◆ STORED ROWS
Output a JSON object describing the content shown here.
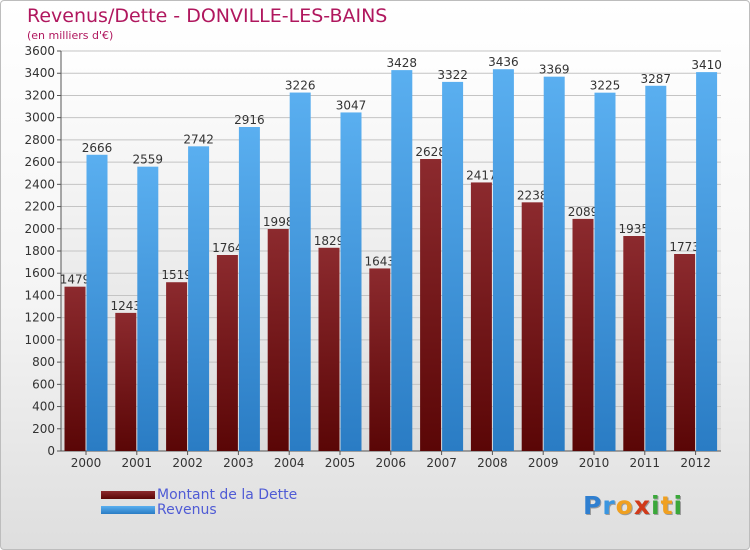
{
  "header": {
    "title": "Revenus/Dette - DONVILLE-LES-BAINS",
    "subtitle": "(en milliers d'€)"
  },
  "colors": {
    "title": "#b0175e",
    "debt": "#7a1a1a",
    "revenue": "#3a96e0",
    "legend_text": "#4f5bd5"
  },
  "chart_data": {
    "type": "bar",
    "title": "Revenus/Dette - DONVILLE-LES-BAINS",
    "subtitle": "(en milliers d'€)",
    "categories": [
      "2000",
      "2001",
      "2002",
      "2003",
      "2004",
      "2005",
      "2006",
      "2007",
      "2008",
      "2009",
      "2010",
      "2011",
      "2012"
    ],
    "series": [
      {
        "name": "Montant de la Dette",
        "values": [
          1479,
          1243,
          1519,
          1764,
          1998,
          1829,
          1643,
          2628,
          2417,
          2238,
          2089,
          1935,
          1773
        ]
      },
      {
        "name": "Revenus",
        "values": [
          2666,
          2559,
          2742,
          2916,
          3226,
          3047,
          3428,
          3322,
          3436,
          3369,
          3225,
          3287,
          3410
        ]
      }
    ],
    "y_ticks": [
      0,
      200,
      400,
      600,
      800,
      1000,
      1200,
      1400,
      1600,
      1800,
      2000,
      2200,
      2400,
      2600,
      2800,
      3000,
      3200,
      3400,
      3600
    ],
    "ylim": [
      0,
      3600
    ],
    "grid": true,
    "legend_position": "bottom-left"
  },
  "legend": [
    {
      "label": "Montant de la Dette"
    },
    {
      "label": "Revenus"
    }
  ],
  "logo": {
    "letters": [
      {
        "ch": "P",
        "color": "#2f7fd0"
      },
      {
        "ch": "r",
        "color": "#3a96e0"
      },
      {
        "ch": "o",
        "color": "#f0a020"
      },
      {
        "ch": "x",
        "color": "#d03a1a"
      },
      {
        "ch": "i",
        "color": "#3aa83a"
      },
      {
        "ch": "t",
        "color": "#f0a020"
      },
      {
        "ch": "i",
        "color": "#3aa83a"
      }
    ]
  }
}
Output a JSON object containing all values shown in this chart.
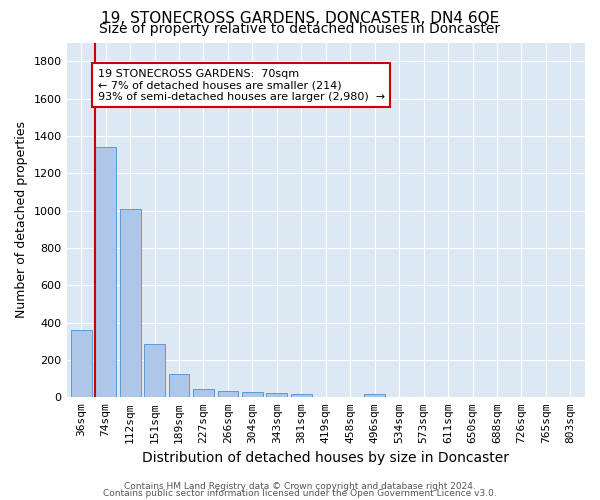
{
  "title": "19, STONECROSS GARDENS, DONCASTER, DN4 6QE",
  "subtitle": "Size of property relative to detached houses in Doncaster",
  "xlabel": "Distribution of detached houses by size in Doncaster",
  "ylabel": "Number of detached properties",
  "categories": [
    "36sqm",
    "74sqm",
    "112sqm",
    "151sqm",
    "189sqm",
    "227sqm",
    "266sqm",
    "304sqm",
    "343sqm",
    "381sqm",
    "419sqm",
    "458sqm",
    "496sqm",
    "534sqm",
    "573sqm",
    "611sqm",
    "650sqm",
    "688sqm",
    "726sqm",
    "765sqm",
    "803sqm"
  ],
  "values": [
    360,
    1340,
    1010,
    285,
    125,
    42,
    35,
    28,
    22,
    18,
    0,
    0,
    20,
    0,
    0,
    0,
    0,
    0,
    0,
    0,
    0
  ],
  "bar_color": "#aec6e8",
  "bar_edge_color": "#5b9bd5",
  "vline_color": "#cc0000",
  "vline_x_index": 1,
  "annotation_text": "19 STONECROSS GARDENS:  70sqm\n← 7% of detached houses are smaller (214)\n93% of semi-detached houses are larger (2,980)  →",
  "annotation_box_color": "#cc0000",
  "ylim": [
    0,
    1900
  ],
  "yticks": [
    0,
    200,
    400,
    600,
    800,
    1000,
    1200,
    1400,
    1600,
    1800
  ],
  "footer_line1": "Contains HM Land Registry data © Crown copyright and database right 2024.",
  "footer_line2": "Contains public sector information licensed under the Open Government Licence v3.0.",
  "bg_color": "#dce9f5",
  "grid_color": "#ffffff",
  "title_fontsize": 11,
  "subtitle_fontsize": 10,
  "tick_fontsize": 8,
  "ylabel_fontsize": 9,
  "xlabel_fontsize": 10,
  "footer_fontsize": 6.5
}
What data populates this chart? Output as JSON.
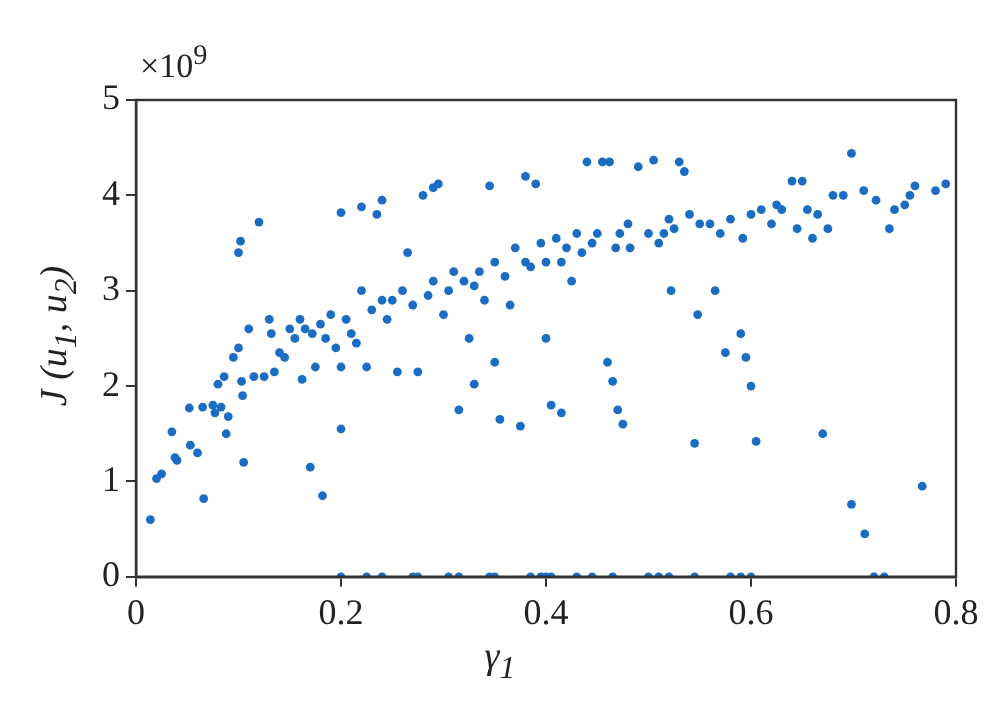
{
  "chart_data": {
    "type": "scatter",
    "xlabel": "γ$_{1}$",
    "ylabel": "J (u$_{1}$, u$_{2}$)",
    "annotations": [
      "×10$^{9}$"
    ],
    "xlim": [
      0,
      0.8
    ],
    "xticks": [
      0,
      0.2,
      0.4,
      0.6,
      0.8
    ],
    "ylim": [
      0,
      5
    ],
    "yticks": [
      0,
      1,
      2,
      3,
      4,
      5
    ],
    "grid": false,
    "legend": false,
    "marker": "circle",
    "series": [
      {
        "color": "#1a6dc2",
        "x": [
          0.014,
          0.02,
          0.025,
          0.035,
          0.038,
          0.04,
          0.052,
          0.053,
          0.06,
          0.065,
          0.066,
          0.075,
          0.077,
          0.08,
          0.083,
          0.086,
          0.088,
          0.09,
          0.095,
          0.1,
          0.1,
          0.102,
          0.103,
          0.104,
          0.105,
          0.11,
          0.115,
          0.12,
          0.125,
          0.13,
          0.132,
          0.135,
          0.14,
          0.145,
          0.15,
          0.155,
          0.16,
          0.162,
          0.165,
          0.17,
          0.172,
          0.175,
          0.18,
          0.182,
          0.185,
          0.19,
          0.195,
          0.2,
          0.2,
          0.2,
          0.205,
          0.21,
          0.215,
          0.22,
          0.22,
          0.225,
          0.23,
          0.235,
          0.24,
          0.24,
          0.245,
          0.25,
          0.255,
          0.26,
          0.265,
          0.27,
          0.275,
          0.28,
          0.285,
          0.29,
          0.29,
          0.295,
          0.3,
          0.305,
          0.31,
          0.315,
          0.32,
          0.325,
          0.33,
          0.33,
          0.335,
          0.34,
          0.345,
          0.35,
          0.35,
          0.355,
          0.36,
          0.365,
          0.37,
          0.375,
          0.38,
          0.38,
          0.385,
          0.39,
          0.395,
          0.4,
          0.4,
          0.405,
          0.41,
          0.415,
          0.415,
          0.42,
          0.425,
          0.43,
          0.435,
          0.44,
          0.445,
          0.45,
          0.455,
          0.46,
          0.462,
          0.465,
          0.468,
          0.47,
          0.472,
          0.475,
          0.48,
          0.482,
          0.49,
          0.5,
          0.505,
          0.51,
          0.515,
          0.52,
          0.522,
          0.525,
          0.53,
          0.535,
          0.54,
          0.545,
          0.548,
          0.55,
          0.56,
          0.565,
          0.57,
          0.575,
          0.58,
          0.59,
          0.592,
          0.595,
          0.6,
          0.6,
          0.605,
          0.61,
          0.62,
          0.625,
          0.63,
          0.64,
          0.645,
          0.65,
          0.655,
          0.66,
          0.665,
          0.67,
          0.675,
          0.68,
          0.69,
          0.698,
          0.71,
          0.698,
          0.722,
          0.711,
          0.735,
          0.74,
          0.75,
          0.755,
          0.76,
          0.767,
          0.78,
          0.79,
          0.2,
          0.225,
          0.24,
          0.27,
          0.275,
          0.305,
          0.315,
          0.345,
          0.35,
          0.385,
          0.395,
          0.4,
          0.405,
          0.43,
          0.445,
          0.465,
          0.5,
          0.51,
          0.52,
          0.545,
          0.58,
          0.59,
          0.6,
          0.72,
          0.73
        ],
        "values": [
          0.6,
          1.03,
          1.08,
          1.52,
          1.25,
          1.22,
          1.77,
          1.38,
          1.3,
          1.78,
          0.82,
          1.8,
          1.72,
          2.02,
          1.78,
          2.1,
          1.5,
          1.68,
          2.3,
          2.4,
          3.4,
          3.52,
          2.05,
          1.9,
          1.2,
          2.6,
          2.1,
          3.72,
          2.1,
          2.7,
          2.55,
          2.15,
          2.35,
          2.3,
          2.6,
          2.5,
          2.7,
          2.07,
          2.6,
          1.15,
          2.55,
          2.2,
          2.65,
          0.85,
          2.5,
          2.75,
          2.4,
          2.2,
          1.55,
          3.82,
          2.7,
          2.55,
          2.45,
          3.0,
          3.88,
          2.2,
          2.8,
          3.8,
          2.9,
          3.95,
          2.7,
          2.9,
          2.15,
          3.0,
          3.4,
          2.85,
          2.15,
          4.0,
          2.95,
          3.1,
          4.08,
          4.12,
          2.75,
          3.0,
          3.2,
          1.75,
          3.1,
          2.5,
          3.05,
          2.02,
          3.2,
          2.9,
          4.1,
          3.3,
          2.25,
          1.65,
          3.15,
          2.85,
          3.45,
          1.58,
          3.3,
          4.2,
          3.25,
          4.12,
          3.5,
          2.5,
          3.3,
          1.8,
          3.55,
          3.3,
          1.72,
          3.45,
          3.1,
          3.6,
          3.4,
          4.35,
          3.5,
          3.6,
          4.35,
          2.25,
          4.35,
          2.05,
          3.45,
          1.75,
          3.6,
          1.6,
          3.7,
          3.45,
          4.3,
          3.6,
          4.37,
          3.5,
          3.6,
          3.75,
          3.0,
          3.65,
          4.35,
          4.25,
          3.8,
          1.4,
          2.75,
          3.7,
          3.7,
          3.0,
          3.6,
          2.35,
          3.75,
          2.55,
          3.55,
          2.3,
          2.0,
          3.8,
          1.42,
          3.85,
          3.7,
          3.9,
          3.85,
          4.15,
          3.65,
          4.15,
          3.85,
          3.55,
          3.8,
          1.5,
          3.65,
          4.0,
          4.0,
          4.44,
          4.05,
          0.76,
          3.95,
          0.45,
          3.65,
          3.85,
          3.9,
          4.0,
          4.1,
          0.95,
          4.05,
          4.12,
          0,
          0,
          0,
          0,
          0,
          0,
          0,
          0,
          0,
          0,
          0,
          0,
          0,
          0,
          0,
          0,
          0,
          0,
          0,
          0,
          0,
          0,
          0,
          0,
          0
        ]
      }
    ]
  }
}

◆ EXERCISE INSTRUCTIONS
Set out every line from the material that contains the string "Montant".

◆ OUTPUT OF THE EXERCISE
        "name": "Montant de la Dette",
      "label": "Montant de la Dette"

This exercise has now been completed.